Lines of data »
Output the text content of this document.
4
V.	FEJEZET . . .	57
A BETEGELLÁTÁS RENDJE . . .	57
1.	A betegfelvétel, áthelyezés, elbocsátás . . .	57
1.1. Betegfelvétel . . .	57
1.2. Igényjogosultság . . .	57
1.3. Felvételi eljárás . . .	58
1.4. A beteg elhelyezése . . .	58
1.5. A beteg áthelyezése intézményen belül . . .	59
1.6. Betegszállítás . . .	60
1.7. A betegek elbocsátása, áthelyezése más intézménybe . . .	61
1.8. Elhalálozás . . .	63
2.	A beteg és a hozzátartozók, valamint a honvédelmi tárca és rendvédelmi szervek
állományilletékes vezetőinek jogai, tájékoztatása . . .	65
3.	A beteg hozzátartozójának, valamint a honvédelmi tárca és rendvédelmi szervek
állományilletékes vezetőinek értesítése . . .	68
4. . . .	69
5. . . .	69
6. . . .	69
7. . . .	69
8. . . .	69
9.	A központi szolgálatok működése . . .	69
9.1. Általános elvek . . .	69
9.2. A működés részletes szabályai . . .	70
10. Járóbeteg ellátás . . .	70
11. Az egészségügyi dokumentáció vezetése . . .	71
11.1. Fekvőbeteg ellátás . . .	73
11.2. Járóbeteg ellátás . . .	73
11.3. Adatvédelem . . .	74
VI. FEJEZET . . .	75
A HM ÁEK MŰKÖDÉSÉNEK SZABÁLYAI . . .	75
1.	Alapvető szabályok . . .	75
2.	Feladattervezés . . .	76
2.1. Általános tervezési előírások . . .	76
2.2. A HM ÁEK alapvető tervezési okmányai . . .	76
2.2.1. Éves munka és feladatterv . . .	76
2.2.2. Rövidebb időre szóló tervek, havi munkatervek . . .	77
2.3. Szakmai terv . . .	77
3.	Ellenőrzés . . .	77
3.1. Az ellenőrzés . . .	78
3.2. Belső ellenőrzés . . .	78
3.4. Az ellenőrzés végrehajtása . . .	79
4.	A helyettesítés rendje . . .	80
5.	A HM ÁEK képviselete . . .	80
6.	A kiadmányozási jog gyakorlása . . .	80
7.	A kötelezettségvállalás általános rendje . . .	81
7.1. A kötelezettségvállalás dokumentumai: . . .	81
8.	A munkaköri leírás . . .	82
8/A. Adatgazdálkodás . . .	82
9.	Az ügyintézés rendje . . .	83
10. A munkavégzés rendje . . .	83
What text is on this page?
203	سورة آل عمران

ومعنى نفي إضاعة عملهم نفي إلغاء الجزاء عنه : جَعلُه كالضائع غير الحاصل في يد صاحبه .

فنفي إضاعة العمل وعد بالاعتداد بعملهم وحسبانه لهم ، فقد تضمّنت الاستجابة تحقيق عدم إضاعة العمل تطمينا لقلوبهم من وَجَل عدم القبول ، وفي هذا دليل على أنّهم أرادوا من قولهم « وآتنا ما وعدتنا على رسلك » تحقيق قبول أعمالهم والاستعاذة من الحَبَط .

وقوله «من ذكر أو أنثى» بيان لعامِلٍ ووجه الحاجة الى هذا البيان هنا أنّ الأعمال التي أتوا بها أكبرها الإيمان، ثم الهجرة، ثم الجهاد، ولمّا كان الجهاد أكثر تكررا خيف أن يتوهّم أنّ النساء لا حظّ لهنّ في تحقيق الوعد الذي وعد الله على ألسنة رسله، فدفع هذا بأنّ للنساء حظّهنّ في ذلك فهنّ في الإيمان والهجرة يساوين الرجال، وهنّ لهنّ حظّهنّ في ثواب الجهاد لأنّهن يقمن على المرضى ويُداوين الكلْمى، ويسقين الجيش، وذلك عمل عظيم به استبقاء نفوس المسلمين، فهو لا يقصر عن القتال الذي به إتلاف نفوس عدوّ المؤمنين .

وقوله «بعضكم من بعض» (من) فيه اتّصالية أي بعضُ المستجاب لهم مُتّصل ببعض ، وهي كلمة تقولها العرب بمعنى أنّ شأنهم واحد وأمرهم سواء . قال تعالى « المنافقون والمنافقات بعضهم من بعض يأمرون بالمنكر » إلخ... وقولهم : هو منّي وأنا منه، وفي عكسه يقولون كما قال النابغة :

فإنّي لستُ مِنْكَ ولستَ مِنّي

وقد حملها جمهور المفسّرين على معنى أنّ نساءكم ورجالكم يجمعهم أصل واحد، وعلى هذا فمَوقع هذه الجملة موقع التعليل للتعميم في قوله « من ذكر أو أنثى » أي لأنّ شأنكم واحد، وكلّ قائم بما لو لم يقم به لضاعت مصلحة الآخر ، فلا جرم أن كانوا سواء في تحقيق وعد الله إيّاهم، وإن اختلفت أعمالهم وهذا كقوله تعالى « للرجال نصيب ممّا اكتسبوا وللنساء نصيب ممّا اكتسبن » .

Exercise requirements » Quote the data above in full, changing nothing.

The solution »
Output the text content of this document.
4
V.	FEJEZET . . .	57
A BETEGELLÁTÁS RENDJE . . .	57
1.	A betegfelvétel, áthelyezés, elbocsátás . . .	57
1.1. Betegfelvétel . . .	57
1.2. Igényjogosultság . . .	57
1.3. Felvételi eljárás . . .	58
1.4. A beteg elhelyezése . . .	58
1.5. A beteg áthelyezése intézményen belül . . .	59
1.6. Betegszállítás . . .	60
1.7. A betegek elbocsátása, áthelyezése más intézménybe . . .	61
1.8. Elhalálozás . . .	63
2.	A beteg és a hozzátartozók, valamint a honvédelmi tárca és rendvédelmi szervek
állományilletékes vezetőinek jogai, tájékoztatása . . .	65
3.	A beteg hozzátartozójának, valamint a honvédelmi tárca és rendvédelmi szervek
állományilletékes vezetőinek értesítése . . .	68
4. . . .	69
5. . . .	69
6. . . .	69
7. . . .	69
8. . . .	69
9.	A központi szolgálatok működése . . .	69
9.1. Általános elvek . . .	69
9.2. A működés részletes szabályai . . .	70
10. Járóbeteg ellátás . . .	70
11. Az egészségügyi dokumentáció vezetése . . .	71
11.1. Fekvőbeteg ellátás . . .	73
11.2. Járóbeteg ellátás . . .	73
11.3. Adatvédelem . . .	74
VI. FEJEZET . . .	75
A HM ÁEK MŰKÖDÉSÉNEK SZABÁLYAI . . .	75
1.	Alapvető szabályok . . .	75
2.	Feladattervezés . . .	76
2.1. Általános tervezési előírások . . .	76
2.2. A HM ÁEK alapvető tervezési okmányai . . .	76
2.2.1. Éves munka és feladatterv . . .	76
2.2.2. Rövidebb időre szóló tervek, havi munkatervek . . .	77
2.3. Szakmai terv . . .	77
3.	Ellenőrzés . . .	77
3.1. Az ellenőrzés . . .	78
3.2. Belső ellenőrzés . . .	78
3.4. Az ellenőrzés végrehajtása . . .	79
4.	A helyettesítés rendje . . .	80
5.	A HM ÁEK képviselete . . .	80
6.	A kiadmányozási jog gyakorlása . . .	80
7.	A kötelezettségvállalás általános rendje . . .	81
7.1. A kötelezettségvállalás dokumentumai: . . .	81
8.	A munkaköri leírás . . .	82
8/A. Adatgazdálkodás . . .	82
9.	Az ügyintézés rendje . . .	83
10. A munkavégzés rendje . . .	83
What text is on this page?
203	سورة آل عمران

ومعنى نفي إضاعة عملهم نفي إلغاء الجزاء عنه : جَعلُه كالضائع غير الحاصل في يد صاحبه .

فنفي إضاعة العمل وعد بالاعتداد بعملهم وحسبانه لهم ، فقد تضمّنت الاستجابة تحقيق عدم إضاعة العمل تطمينا لقلوبهم من وَجَل عدم القبول ، وفي هذا دليل على أنّهم أرادوا من قولهم « وآتنا ما وعدتنا على رسلك » تحقيق قبول أعمالهم والاستعاذة من الحَبَط .

وقوله «من ذكر أو أنثى» بيان لعامِلٍ ووجه الحاجة الى هذا البيان هنا أنّ الأعمال التي أتوا بها أكبرها الإيمان، ثم الهجرة، ثم الجهاد، ولمّا كان الجهاد أكثر تكررا خيف أن يتوهّم أنّ النساء لا حظّ لهنّ في تحقيق الوعد الذي وعد الله على ألسنة رسله، فدفع هذا بأنّ للنساء حظّهنّ في ذلك فهنّ في الإيمان والهجرة يساوين الرجال، وهنّ لهنّ حظّهنّ في ثواب الجهاد لأنّهن يقمن على المرضى ويُداوين الكلْمى، ويسقين الجيش، وذلك عمل عظيم به استبقاء نفوس المسلمين، فهو لا يقصر عن القتال الذي به إتلاف نفوس عدوّ المؤمنين .

وقوله «بعضكم من بعض» (من) فيه اتّصالية أي بعضُ المستجاب لهم مُتّصل ببعض ، وهي كلمة تقولها العرب بمعنى أنّ شأنهم واحد وأمرهم سواء . قال تعالى « المنافقون والمنافقات بعضهم من بعض يأمرون بالمنكر » إلخ... وقولهم : هو منّي وأنا منه، وفي عكسه يقولون كما قال النابغة :

فإنّي لستُ مِنْكَ ولستَ مِنّي

وقد حملها جمهور المفسّرين على معنى أنّ نساءكم ورجالكم يجمعهم أصل واحد، وعلى هذا فمَوقع هذه الجملة موقع التعليل للتعميم في قوله « من ذكر أو أنثى » أي لأنّ شأنكم واحد، وكلّ قائم بما لو لم يقم به لضاعت مصلحة الآخر ، فلا جرم أن كانوا سواء في تحقيق وعد الله إيّاهم، وإن اختلفت أعمالهم وهذا كقوله تعالى « للرجال نصيب ممّا اكتسبوا وللنساء نصيب ممّا اكتسبن » .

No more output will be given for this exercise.